**WHAT TO DO:**
#1 Using the comment thread below, decide whether each statement agrees with it. Answer yes or no, and quote the words that settle it.
(a) One commenter thinks there are no 8 car trains in the system right now.
(b) One commenter says the 6 and 8 are easy to tell apart when coming up from the Green/Yellow tracks.
(c) A metro worker once looked at the pid through binoculars.
#2 Copy the part of the comment thread below that starts with the words containing "Also, given that" and ends with "on the platform.".
#3 Answer these questions from the comment thread below.
(a) How many more trains does a commenter say are on the board within the next few minutes?
(b) What score does a commenter say they test at for eyesight?
(c) Where did the metro worker with binoculars stand?

**TEXT SHOWN:**
56 Comment

  • SSDD

  • SSDD agreed. Last night sucked. So sick of people who will practically take a running jump into a completely packed car, even thought there’s 3 more trains on the board within the next few minutes.
    Also, given that I think there are zero 8 car trains in the system right now (all 4000s out, both 7000s out), they need badly to put up some temporary signage in the big stations. There were huge gaggles of tourists waiting at the end of the platforms at GP with no chance of ever getting on a train unless they walked forward.

    • Is that Metro’s fault though? There is a screen with the upcoming trains and how many cars they are. Letting one 6 car train pass them by is fine, but by that point they should know where it stops on the platform.

      • Actually, yes. Good luck with that on the Shady Grove bound platform at GP based on where the only PID is located. I test consistently at 20/15 both eyes, yet coming up from the Green/Yellow tracks there’s no way to distinguish the 6 from 8.

        • Emmaleigh504

          There used to be a metro worker who would stand at the end of the platform and look at the pid with binoculars! So he could tell people to move down or not. I wish he would come back.

**DATASET RECORDS:**
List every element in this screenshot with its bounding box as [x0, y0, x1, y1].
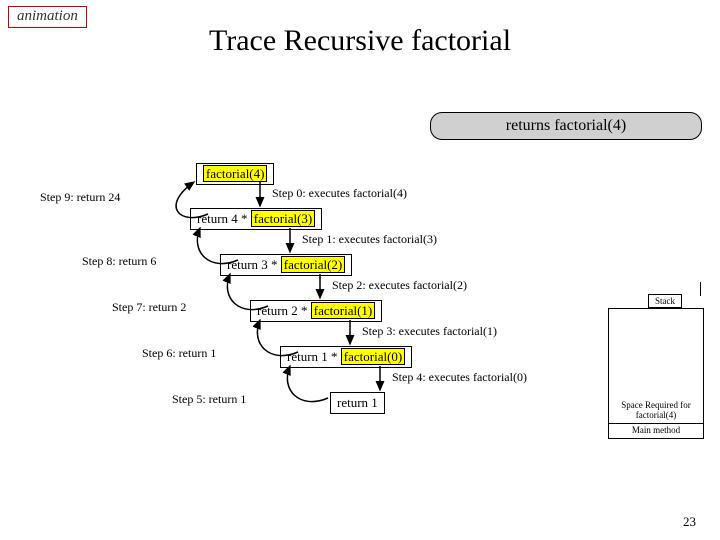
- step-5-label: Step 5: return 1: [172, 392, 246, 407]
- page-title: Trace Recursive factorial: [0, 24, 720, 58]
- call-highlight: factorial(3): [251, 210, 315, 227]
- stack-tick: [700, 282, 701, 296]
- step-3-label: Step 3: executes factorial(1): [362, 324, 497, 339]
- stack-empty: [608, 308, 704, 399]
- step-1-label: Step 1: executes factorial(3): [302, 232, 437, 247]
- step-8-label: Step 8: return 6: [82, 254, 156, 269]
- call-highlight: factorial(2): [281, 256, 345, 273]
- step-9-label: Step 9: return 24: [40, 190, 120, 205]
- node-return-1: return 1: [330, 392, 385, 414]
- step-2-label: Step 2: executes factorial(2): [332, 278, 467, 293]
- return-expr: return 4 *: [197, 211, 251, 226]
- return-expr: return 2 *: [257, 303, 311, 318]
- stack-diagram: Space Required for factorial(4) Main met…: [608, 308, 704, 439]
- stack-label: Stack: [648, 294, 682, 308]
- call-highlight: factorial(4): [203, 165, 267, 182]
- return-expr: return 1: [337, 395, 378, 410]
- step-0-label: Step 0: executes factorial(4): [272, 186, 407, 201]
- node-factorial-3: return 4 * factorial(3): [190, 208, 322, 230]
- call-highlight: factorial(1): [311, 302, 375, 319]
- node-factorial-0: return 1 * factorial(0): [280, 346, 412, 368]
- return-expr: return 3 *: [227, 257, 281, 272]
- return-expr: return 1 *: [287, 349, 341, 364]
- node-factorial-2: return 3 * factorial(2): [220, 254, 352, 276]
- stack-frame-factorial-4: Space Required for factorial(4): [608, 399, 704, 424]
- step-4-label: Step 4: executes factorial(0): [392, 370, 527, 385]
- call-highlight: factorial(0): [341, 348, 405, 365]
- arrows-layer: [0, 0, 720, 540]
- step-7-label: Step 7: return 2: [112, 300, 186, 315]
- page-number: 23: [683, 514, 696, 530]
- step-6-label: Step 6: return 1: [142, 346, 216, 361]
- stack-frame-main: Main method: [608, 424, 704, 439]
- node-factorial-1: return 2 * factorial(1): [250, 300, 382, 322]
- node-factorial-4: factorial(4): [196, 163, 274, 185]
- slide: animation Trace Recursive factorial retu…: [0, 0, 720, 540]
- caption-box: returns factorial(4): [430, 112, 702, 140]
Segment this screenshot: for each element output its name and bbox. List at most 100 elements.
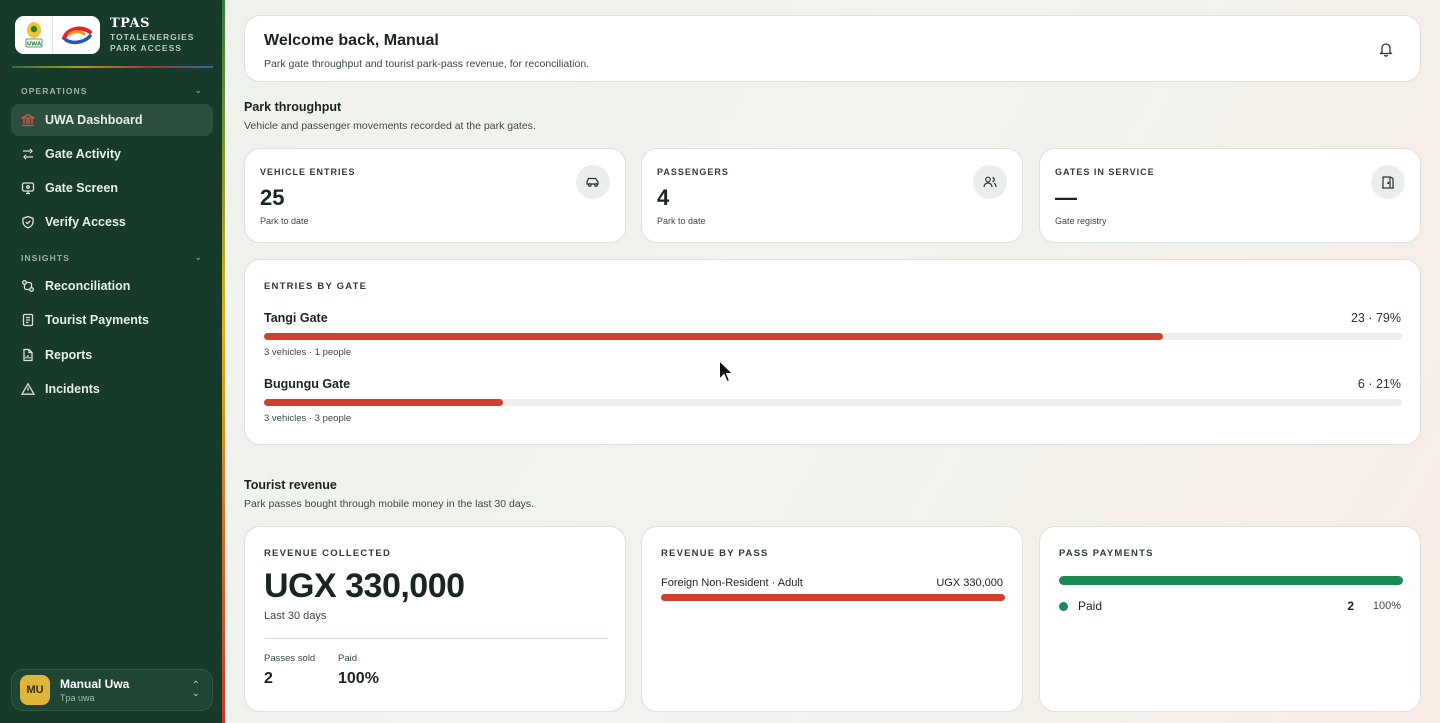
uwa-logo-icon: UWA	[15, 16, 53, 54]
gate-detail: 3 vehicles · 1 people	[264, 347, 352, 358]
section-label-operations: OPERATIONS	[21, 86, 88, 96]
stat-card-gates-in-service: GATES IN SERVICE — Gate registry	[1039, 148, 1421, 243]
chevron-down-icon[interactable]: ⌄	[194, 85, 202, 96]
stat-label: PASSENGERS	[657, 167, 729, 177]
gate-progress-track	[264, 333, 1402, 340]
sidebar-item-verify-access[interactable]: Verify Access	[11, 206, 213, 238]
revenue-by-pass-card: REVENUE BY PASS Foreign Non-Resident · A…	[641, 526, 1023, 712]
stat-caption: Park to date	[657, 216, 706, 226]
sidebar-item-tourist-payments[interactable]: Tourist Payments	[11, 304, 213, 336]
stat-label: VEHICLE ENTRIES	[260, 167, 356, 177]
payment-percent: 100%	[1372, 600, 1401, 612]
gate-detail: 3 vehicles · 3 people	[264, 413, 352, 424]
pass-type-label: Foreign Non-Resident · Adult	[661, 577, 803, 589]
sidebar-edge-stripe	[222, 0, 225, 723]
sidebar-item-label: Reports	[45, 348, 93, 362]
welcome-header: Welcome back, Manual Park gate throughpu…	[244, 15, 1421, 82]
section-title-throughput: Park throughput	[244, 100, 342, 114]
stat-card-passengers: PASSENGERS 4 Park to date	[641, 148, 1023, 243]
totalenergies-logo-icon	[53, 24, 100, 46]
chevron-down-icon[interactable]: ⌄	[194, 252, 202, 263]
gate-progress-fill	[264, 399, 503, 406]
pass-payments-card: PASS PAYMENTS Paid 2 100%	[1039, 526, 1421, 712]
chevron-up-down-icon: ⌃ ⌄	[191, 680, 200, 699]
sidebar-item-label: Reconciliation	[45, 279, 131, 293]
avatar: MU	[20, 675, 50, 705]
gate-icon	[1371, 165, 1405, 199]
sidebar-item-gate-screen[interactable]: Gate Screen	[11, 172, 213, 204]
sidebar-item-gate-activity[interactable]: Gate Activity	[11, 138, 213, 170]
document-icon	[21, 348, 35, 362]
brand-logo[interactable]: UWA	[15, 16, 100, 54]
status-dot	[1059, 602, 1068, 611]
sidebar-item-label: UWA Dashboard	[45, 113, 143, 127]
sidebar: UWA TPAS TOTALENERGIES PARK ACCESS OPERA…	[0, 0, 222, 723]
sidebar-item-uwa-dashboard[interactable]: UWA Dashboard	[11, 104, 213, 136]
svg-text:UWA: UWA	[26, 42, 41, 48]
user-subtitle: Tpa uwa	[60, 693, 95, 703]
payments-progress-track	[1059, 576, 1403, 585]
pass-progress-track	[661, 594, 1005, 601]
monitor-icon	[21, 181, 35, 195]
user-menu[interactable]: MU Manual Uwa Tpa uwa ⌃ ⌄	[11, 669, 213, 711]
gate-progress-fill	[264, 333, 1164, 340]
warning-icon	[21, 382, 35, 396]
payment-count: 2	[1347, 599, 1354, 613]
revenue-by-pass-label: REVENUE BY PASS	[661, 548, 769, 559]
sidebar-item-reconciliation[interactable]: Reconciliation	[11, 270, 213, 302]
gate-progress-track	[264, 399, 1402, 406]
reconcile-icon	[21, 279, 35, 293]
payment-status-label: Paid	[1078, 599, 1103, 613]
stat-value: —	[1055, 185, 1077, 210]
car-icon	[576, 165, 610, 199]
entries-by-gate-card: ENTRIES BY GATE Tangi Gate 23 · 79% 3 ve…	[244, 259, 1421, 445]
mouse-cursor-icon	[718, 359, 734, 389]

**TASK ANSWERS:**
#1
(a) Yes: "I think there are zero 8 car trains in the system right now"
(b) No: "there’s no way to distinguish the 6 from 8"
(c) Yes: "look at the pid with binoculars!"

#2
Also, given that I think there are zero 8 car trains in the system right now (all 4000s out, both 7000s out), they need badly to put up some temporary signage in the big stations. There were huge gaggles of tourists waiting at the end of the platforms at GP with no chance of ever getting on a train unless they walked forward.

    • Is that Metro’s fault though? There is a screen with the upcoming trains and how many cars they are. Letting one 6 car train pass them by is fine, but by that point they should know where it stops on the platform.

#3
(a) 3
(b) 20/15 both eyes
(c) At the end of the platform